_SUPPLIED RECORDS_:
start

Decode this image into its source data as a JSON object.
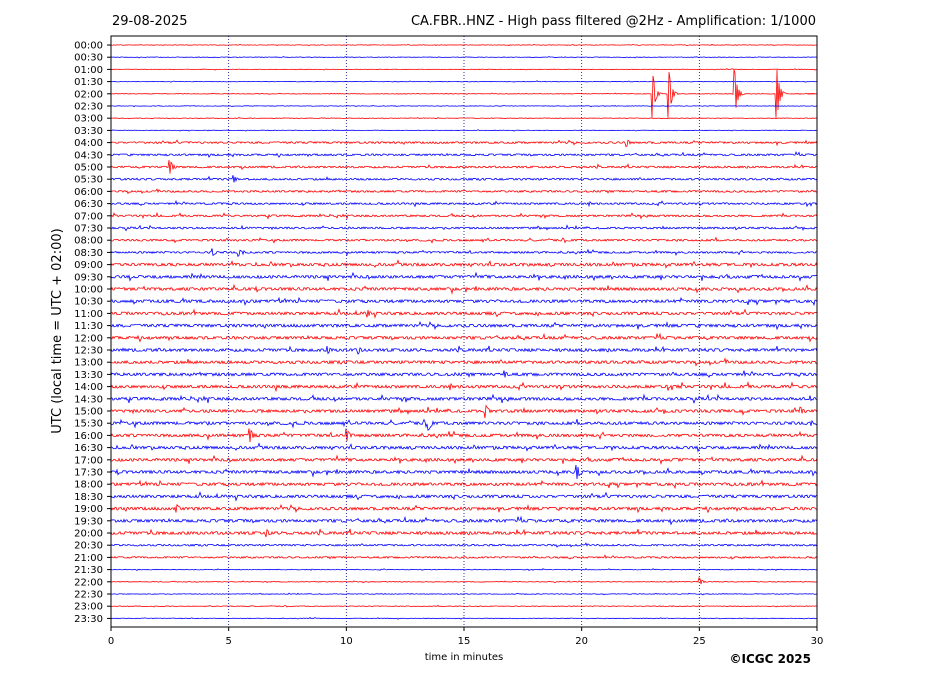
{
  "header": {
    "date": "29-08-2025",
    "title": "CA.FBR..HNZ - High pass filtered @2Hz - Amplification: 1/1000"
  },
  "footer": {
    "copyright": "©ICGC 2025"
  },
  "chart_data": {
    "type": "line",
    "title": "CA.FBR..HNZ - High pass filtered @2Hz - Amplification: 1/1000",
    "xlabel": "time in minutes",
    "ylabel": "UTC (local time = UTC + 02:00)",
    "xlim": [
      0,
      30
    ],
    "x_ticks": [
      0,
      5,
      10,
      15,
      20,
      25,
      30
    ],
    "y_ticks": [
      "00:00",
      "00:30",
      "01:00",
      "01:30",
      "02:00",
      "02:30",
      "03:00",
      "03:30",
      "04:00",
      "04:30",
      "05:00",
      "05:30",
      "06:00",
      "06:30",
      "07:00",
      "07:30",
      "08:00",
      "08:30",
      "09:00",
      "09:30",
      "10:00",
      "10:30",
      "11:00",
      "11:30",
      "12:00",
      "12:30",
      "13:00",
      "13:30",
      "14:00",
      "14:30",
      "15:00",
      "15:30",
      "16:00",
      "16:30",
      "17:00",
      "17:30",
      "18:00",
      "18:30",
      "19:00",
      "19:30",
      "20:00",
      "20:30",
      "21:00",
      "21:30",
      "22:00",
      "22:30",
      "23:00",
      "23:30"
    ],
    "grid": "vertical dotted at 5-minute intervals",
    "colors": {
      "even_rows": "#ff0000",
      "odd_rows": "#0000ff",
      "grid": "#00008b"
    },
    "events": [
      {
        "row": "02:00",
        "minute": 23.0,
        "amplitude": "large"
      },
      {
        "row": "02:00",
        "minute": 23.7,
        "amplitude": "large"
      },
      {
        "row": "02:00",
        "minute": 26.5,
        "amplitude": "large"
      },
      {
        "row": "02:00",
        "minute": 28.3,
        "amplitude": "large"
      },
      {
        "row": "04:00",
        "minute": 21.9,
        "amplitude": "small"
      },
      {
        "row": "05:00",
        "minute": 2.5,
        "amplitude": "medium"
      },
      {
        "row": "05:30",
        "minute": 5.2,
        "amplitude": "small"
      },
      {
        "row": "08:30",
        "minute": 4.3,
        "amplitude": "small"
      },
      {
        "row": "08:30",
        "minute": 5.4,
        "amplitude": "small"
      },
      {
        "row": "11:00",
        "minute": 10.9,
        "amplitude": "small"
      },
      {
        "row": "12:30",
        "minute": 9.2,
        "amplitude": "small"
      },
      {
        "row": "12:30",
        "minute": 10.5,
        "amplitude": "small"
      },
      {
        "row": "13:30",
        "minute": 16.7,
        "amplitude": "small"
      },
      {
        "row": "15:00",
        "minute": 15.9,
        "amplitude": "medium"
      },
      {
        "row": "15:00",
        "minute": 29.3,
        "amplitude": "small"
      },
      {
        "row": "15:30",
        "minute": 13.5,
        "amplitude": "medium"
      },
      {
        "row": "16:00",
        "minute": 5.9,
        "amplitude": "medium"
      },
      {
        "row": "16:00",
        "minute": 10.0,
        "amplitude": "medium"
      },
      {
        "row": "17:30",
        "minute": 19.8,
        "amplitude": "medium"
      },
      {
        "row": "19:00",
        "minute": 2.8,
        "amplitude": "small"
      },
      {
        "row": "20:00",
        "minute": 6.6,
        "amplitude": "small"
      },
      {
        "row": "22:00",
        "minute": 25.0,
        "amplitude": "small"
      }
    ]
  }
}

end

Write the records out once more, exactly as they appear, with no pictures.

_WRITTEN ANSWER_:
Decode this image into its source data as a JSON object.
{
  "header": {
    "date": "29-08-2025",
    "title": "CA.FBR..HNZ - High pass filtered @2Hz - Amplification: 1/1000"
  },
  "footer": {
    "copyright": "©ICGC 2025"
  },
  "chart_data": {
    "type": "line",
    "title": "CA.FBR..HNZ - High pass filtered @2Hz - Amplification: 1/1000",
    "xlabel": "time in minutes",
    "ylabel": "UTC (local time = UTC + 02:00)",
    "xlim": [
      0,
      30
    ],
    "x_ticks": [
      0,
      5,
      10,
      15,
      20,
      25,
      30
    ],
    "y_ticks": [
      "00:00",
      "00:30",
      "01:00",
      "01:30",
      "02:00",
      "02:30",
      "03:00",
      "03:30",
      "04:00",
      "04:30",
      "05:00",
      "05:30",
      "06:00",
      "06:30",
      "07:00",
      "07:30",
      "08:00",
      "08:30",
      "09:00",
      "09:30",
      "10:00",
      "10:30",
      "11:00",
      "11:30",
      "12:00",
      "12:30",
      "13:00",
      "13:30",
      "14:00",
      "14:30",
      "15:00",
      "15:30",
      "16:00",
      "16:30",
      "17:00",
      "17:30",
      "18:00",
      "18:30",
      "19:00",
      "19:30",
      "20:00",
      "20:30",
      "21:00",
      "21:30",
      "22:00",
      "22:30",
      "23:00",
      "23:30"
    ],
    "grid": "vertical dotted at 5-minute intervals",
    "colors": {
      "even_rows": "#ff0000",
      "odd_rows": "#0000ff",
      "grid": "#00008b"
    },
    "events": [
      {
        "row": "02:00",
        "minute": 23.0,
        "amplitude": "large"
      },
      {
        "row": "02:00",
        "minute": 23.7,
        "amplitude": "large"
      },
      {
        "row": "02:00",
        "minute": 26.5,
        "amplitude": "large"
      },
      {
        "row": "02:00",
        "minute": 28.3,
        "amplitude": "large"
      },
      {
        "row": "04:00",
        "minute": 21.9,
        "amplitude": "small"
      },
      {
        "row": "05:00",
        "minute": 2.5,
        "amplitude": "medium"
      },
      {
        "row": "05:30",
        "minute": 5.2,
        "amplitude": "small"
      },
      {
        "row": "08:30",
        "minute": 4.3,
        "amplitude": "small"
      },
      {
        "row": "08:30",
        "minute": 5.4,
        "amplitude": "small"
      },
      {
        "row": "11:00",
        "minute": 10.9,
        "amplitude": "small"
      },
      {
        "row": "12:30",
        "minute": 9.2,
        "amplitude": "small"
      },
      {
        "row": "12:30",
        "minute": 10.5,
        "amplitude": "small"
      },
      {
        "row": "13:30",
        "minute": 16.7,
        "amplitude": "small"
      },
      {
        "row": "15:00",
        "minute": 15.9,
        "amplitude": "medium"
      },
      {
        "row": "15:00",
        "minute": 29.3,
        "amplitude": "small"
      },
      {
        "row": "15:30",
        "minute": 13.5,
        "amplitude": "medium"
      },
      {
        "row": "16:00",
        "minute": 5.9,
        "amplitude": "medium"
      },
      {
        "row": "16:00",
        "minute": 10.0,
        "amplitude": "medium"
      },
      {
        "row": "17:30",
        "minute": 19.8,
        "amplitude": "medium"
      },
      {
        "row": "19:00",
        "minute": 2.8,
        "amplitude": "small"
      },
      {
        "row": "20:00",
        "minute": 6.6,
        "amplitude": "small"
      },
      {
        "row": "22:00",
        "minute": 25.0,
        "amplitude": "small"
      }
    ]
  }
}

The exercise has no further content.